#### Übungsaufgaben:
(1) Bearbeiten Sie den Text über die Türkische Gemeinde in Deutschland: Schreiben Sie ihn ab den Worten „Vielleicht haben die“ bis einschließlich „Türkei eher ungeeignet.“ neu und setzen Sie dabei „Pfeffer“ anstelle von „Kümmel“ ein.
(2) Mit welchen Adjektiven beschreibt der Text über die Türkische Gemeinde in Deutschland die Gesellschaft, an deren Bau sich die Bürger*innen beteiligen?
(3) Schreiben Sie den Text über die Türkische Gemeinde in Deutschland nach seinem letzten Satz weiter.

Vielleicht haben die Beleidigungen von Herrn Poggenburg ja den positiven Effekt, dass viele Menschen in der Folge einen Blick auf die Homepage der Türkischen Gemeinde in Deutschland riskieren. Was sie dort finden sind Geschichten von Demokratie und Vielfalt, von Menschen mit und ohne Migrationsgeschichte, die gemeinsam Verantwortung für ihr Gemeinwesen, unser Land, und unsere Demokratie übernehmen. Kümmel kaufen Sie am besten beim Gewürzhändler Ihres Vertrauens. Und wenn Sie Kamele sehen wollen, ist eine Reise in die Türkei eher ungeeignet.
Der Vorsitzende der Türkischen Gemeinde in Deutschland (TGD) stellt klar:
„Wir werden unsere Zeit nicht damit verschwenden, uns an rassistischen Beschimpfungen abzuarbeiten. Dass die AfD hierfür steht, daran kann doch kein Zweifel mehr bestehen und angesichts der zuständigen Personen ist das auch nicht verwunderlich. Konzentrieren sollten wie uns lieber auf die demokratische Auseinandersetzung. Wir sind Bürger*innen dieses Landes und beteiligen uns selbstverständlich am demokratischen Diskurs, am Erhalt des gesellschaftlichen Zusammenhaltes und am Bau einer Gesellschaft, die offen, optimistisch und vielfaltsbewusst auf eine lebenswerte Zukunft zusteuert. Kurz gefasst könnte man festhalten: Deutschland ist unsere Heimat – besser noch unser Zuhause – und das ist auch gut so!“
Wenn das so ist, warum also kritisiert die TGD die Schaffung eines Heimatsministeriums?

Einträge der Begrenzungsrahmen

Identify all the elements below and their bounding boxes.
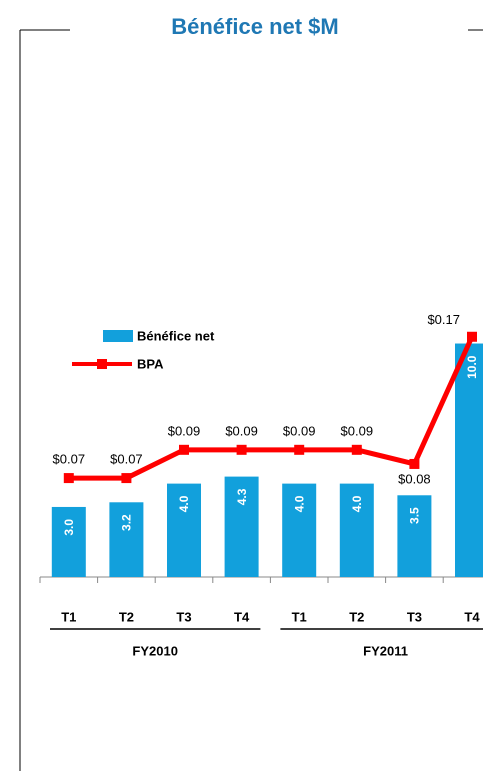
bar-value-label: 3.5 (408, 507, 422, 524)
line-value-label: $0.17 (427, 312, 460, 327)
bar (282, 483, 317, 577)
x-tick-label: T1 (292, 609, 307, 624)
line-marker (294, 444, 305, 455)
x-tick-label: T3 (407, 609, 422, 624)
line-value-label: $0.09 (283, 423, 316, 438)
bar-value-label: 4.0 (177, 495, 191, 512)
line-value-label: $0.09 (168, 423, 201, 438)
bar (224, 476, 259, 577)
bar (51, 506, 86, 577)
group-label: FY2011 (363, 643, 408, 658)
x-tick-label: T1 (61, 609, 76, 624)
x-tick-label: T4 (234, 609, 250, 624)
x-tick-label: T2 (349, 609, 364, 624)
line-value-label: $0.09 (341, 423, 374, 438)
line-marker (351, 444, 362, 455)
line-marker (409, 458, 420, 469)
chart-title: Bénéfice net $M (171, 14, 339, 39)
line-marker (179, 444, 189, 455)
bar (455, 343, 483, 577)
bar-value-label: 4.0 (350, 495, 364, 512)
line-value-label: $0.07 (110, 452, 143, 467)
legend-label: Bénéfice net (137, 328, 215, 343)
line-marker (63, 473, 74, 484)
line-value-label: $0.09 (225, 423, 258, 438)
line-value-label: $0.08 (398, 471, 431, 486)
x-tick-label: T3 (176, 609, 191, 624)
line-value-label: $0.07 (53, 452, 86, 467)
bar (339, 483, 374, 577)
bar-value-label: 10.0 (465, 355, 479, 379)
line-marker (236, 444, 247, 455)
bar (397, 495, 432, 577)
x-tick-label: T2 (119, 609, 134, 624)
line-marker (121, 473, 132, 484)
line (68, 335, 475, 481)
legend-swatch (97, 359, 107, 369)
bar-value-label: 4.0 (292, 495, 306, 512)
bar-value-label: 4.3 (235, 488, 249, 505)
bar (109, 502, 144, 577)
x-tick-label: T4 (464, 609, 480, 624)
group-label: FY2010 (132, 643, 178, 658)
bar-value-label: 3.2 (120, 514, 134, 531)
legend-swatch (103, 330, 133, 342)
line-marker (467, 331, 477, 342)
bar (167, 483, 201, 577)
legend-label: BPA (137, 356, 164, 371)
bar-value-label: 3.0 (62, 519, 76, 536)
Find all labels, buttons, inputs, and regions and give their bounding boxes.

#### Die Lösungen:
(1)
Vielleicht haben die Beleidigungen von Herrn Poggenburg ja den positiven Effekt, dass viele Menschen in der Folge einen Blick auf die Homepage der Türkischen Gemeinde in Deutschland riskieren. Was sie dort finden sind Geschichten von Demokratie und Vielfalt, von Menschen mit und ohne Migrationsgeschichte, die gemeinsam Verantwortung für ihr Gemeinwesen, unser Land, und unsere Demokratie übernehmen. Pfeffer kaufen Sie am besten beim Gewürzhändler Ihres Vertrauens. Und wenn Sie Kamele sehen wollen, ist eine Reise in die Türkei eher ungeeignet.

(2) offen, optimistisch, vielfaltsbewusst

(3)
In der Zeit hat der Journalist Daniel Schreiber es auf eine einfache Formel gebracht: „Auch wenn es zunächst kontraintuitiv klingt: Man sollte den Begriff der Heimat unbedingt dem rechten Rand überlassen – wenn man ihn übernimmt, legitimiert man sein nationalistisches, fremdenfeindliches und populistisches Potenzial und leistet unfreiwillig Schützenhilfe. Man adelt die erneute politische Instrumentalisierung dieses Begriffs nur, indem man ihn hilflos selbst zu instrumentalisieren versucht.“
Die Verunsicherung in Zeiten der Globalisierung, der Digitalisierung, der rasanten Veränderungen, der medialen Dramatisierung bringt bei sehr vielen Menschen (herkunftsunabhängig) eine Sehnsucht hervor. Die Sehnsucht nach Sicherheit, nach Berechenbarkeit, nach einem Zuhause, wo einem nichts und niemand etwas anhaben kann. Die Frage ist nun: Instrumentalisieren wir diese Sehnsucht, so dass sich die Menschen wieder autokratische Führer wünschen? Die Türkische Gemeinde in Deutschland ist überzeugt: Der Schlüssel zu diesem „Sehnsuchtsort“ ist ein besserer gesellschaftlicher Zusammenhalt, mehr Solidarität und mehr Teilhabe. Wir alle müssen gemeinsam Verantwortung übernehmen für unser Zuhause.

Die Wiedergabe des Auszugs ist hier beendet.